Directive: Repeat, without any change, the entries presented below.

Rows from a dataset
-- start --
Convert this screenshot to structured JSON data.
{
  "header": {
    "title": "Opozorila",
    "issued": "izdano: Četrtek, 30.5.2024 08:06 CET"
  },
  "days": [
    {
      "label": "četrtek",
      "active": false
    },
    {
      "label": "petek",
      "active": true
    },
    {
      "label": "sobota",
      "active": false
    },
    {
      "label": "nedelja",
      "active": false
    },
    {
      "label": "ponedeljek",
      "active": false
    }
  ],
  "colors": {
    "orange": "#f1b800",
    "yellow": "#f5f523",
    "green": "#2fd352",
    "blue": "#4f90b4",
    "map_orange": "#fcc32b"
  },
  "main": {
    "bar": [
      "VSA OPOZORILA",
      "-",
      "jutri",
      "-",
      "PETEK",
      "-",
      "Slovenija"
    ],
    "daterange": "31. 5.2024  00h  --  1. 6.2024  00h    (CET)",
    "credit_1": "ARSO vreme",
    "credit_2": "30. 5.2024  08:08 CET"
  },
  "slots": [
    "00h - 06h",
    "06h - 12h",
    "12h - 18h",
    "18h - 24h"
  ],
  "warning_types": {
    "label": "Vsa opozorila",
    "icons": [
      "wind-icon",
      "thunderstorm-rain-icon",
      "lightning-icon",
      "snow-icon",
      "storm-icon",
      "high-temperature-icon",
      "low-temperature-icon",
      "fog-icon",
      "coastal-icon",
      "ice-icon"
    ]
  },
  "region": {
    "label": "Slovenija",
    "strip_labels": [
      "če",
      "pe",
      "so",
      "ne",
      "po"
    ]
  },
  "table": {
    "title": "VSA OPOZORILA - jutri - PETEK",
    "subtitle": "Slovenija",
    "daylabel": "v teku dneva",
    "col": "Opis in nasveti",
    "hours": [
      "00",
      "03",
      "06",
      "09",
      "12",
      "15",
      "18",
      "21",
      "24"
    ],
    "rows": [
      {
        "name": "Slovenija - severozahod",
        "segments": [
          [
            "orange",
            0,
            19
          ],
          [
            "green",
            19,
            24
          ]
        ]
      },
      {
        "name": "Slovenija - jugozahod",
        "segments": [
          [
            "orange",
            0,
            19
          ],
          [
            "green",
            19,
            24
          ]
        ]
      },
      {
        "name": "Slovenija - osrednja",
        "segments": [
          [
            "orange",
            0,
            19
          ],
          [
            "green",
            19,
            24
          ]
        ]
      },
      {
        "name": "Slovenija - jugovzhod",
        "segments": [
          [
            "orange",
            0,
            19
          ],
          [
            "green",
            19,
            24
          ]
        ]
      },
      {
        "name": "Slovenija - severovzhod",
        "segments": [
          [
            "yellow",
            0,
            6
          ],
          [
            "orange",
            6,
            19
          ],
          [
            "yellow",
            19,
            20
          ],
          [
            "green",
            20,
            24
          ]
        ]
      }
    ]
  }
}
-- end --
The reply:
Convert this screenshot to structured JSON data.
{
  "header": {
    "title": "Opozorila",
    "issued": "izdano: Četrtek, 30.5.2024 08:06 CET"
  },
  "days": [
    {
      "label": "četrtek",
      "active": false
    },
    {
      "label": "petek",
      "active": true
    },
    {
      "label": "sobota",
      "active": false
    },
    {
      "label": "nedelja",
      "active": false
    },
    {
      "label": "ponedeljek",
      "active": false
    }
  ],
  "colors": {
    "orange": "#f1b800",
    "yellow": "#f5f523",
    "green": "#2fd352",
    "blue": "#4f90b4",
    "map_orange": "#fcc32b"
  },
  "main": {
    "bar": [
      "VSA OPOZORILA",
      "-",
      "jutri",
      "-",
      "PETEK",
      "-",
      "Slovenija"
    ],
    "daterange": "31. 5.2024  00h  --  1. 6.2024  00h    (CET)",
    "credit_1": "ARSO vreme",
    "credit_2": "30. 5.2024  08:08 CET"
  },
  "slots": [
    "00h - 06h",
    "06h - 12h",
    "12h - 18h",
    "18h - 24h"
  ],
  "warning_types": {
    "label": "Vsa opozorila",
    "icons": [
      "wind-icon",
      "thunderstorm-rain-icon",
      "lightning-icon",
      "snow-icon",
      "storm-icon",
      "high-temperature-icon",
      "low-temperature-icon",
      "fog-icon",
      "coastal-icon",
      "ice-icon"
    ]
  },
  "region": {
    "label": "Slovenija",
    "strip_labels": [
      "če",
      "pe",
      "so",
      "ne",
      "po"
    ]
  },
  "table": {
    "title": "VSA OPOZORILA - jutri - PETEK",
    "subtitle": "Slovenija",
    "daylabel": "v teku dneva",
    "col": "Opis in nasveti",
    "hours": [
      "00",
      "03",
      "06",
      "09",
      "12",
      "15",
      "18",
      "21",
      "24"
    ],
    "rows": [
      {
        "name": "Slovenija - severozahod",
        "segments": [
          [
            "orange",
            0,
            19
          ],
          [
            "green",
            19,
            24
          ]
        ]
      },
      {
        "name": "Slovenija - jugozahod",
        "segments": [
          [
            "orange",
            0,
            19
          ],
          [
            "green",
            19,
            24
          ]
        ]
      },
      {
        "name": "Slovenija - osrednja",
        "segments": [
          [
            "orange",
            0,
            19
          ],
          [
            "green",
            19,
            24
          ]
        ]
      },
      {
        "name": "Slovenija - jugovzhod",
        "segments": [
          [
            "orange",
            0,
            19
          ],
          [
            "green",
            19,
            24
          ]
        ]
      },
      {
        "name": "Slovenija - severovzhod",
        "segments": [
          [
            "yellow",
            0,
            6
          ],
          [
            "orange",
            6,
            19
          ],
          [
            "yellow",
            19,
            20
          ],
          [
            "green",
            20,
            24
          ]
        ]
      }
    ]
  }
}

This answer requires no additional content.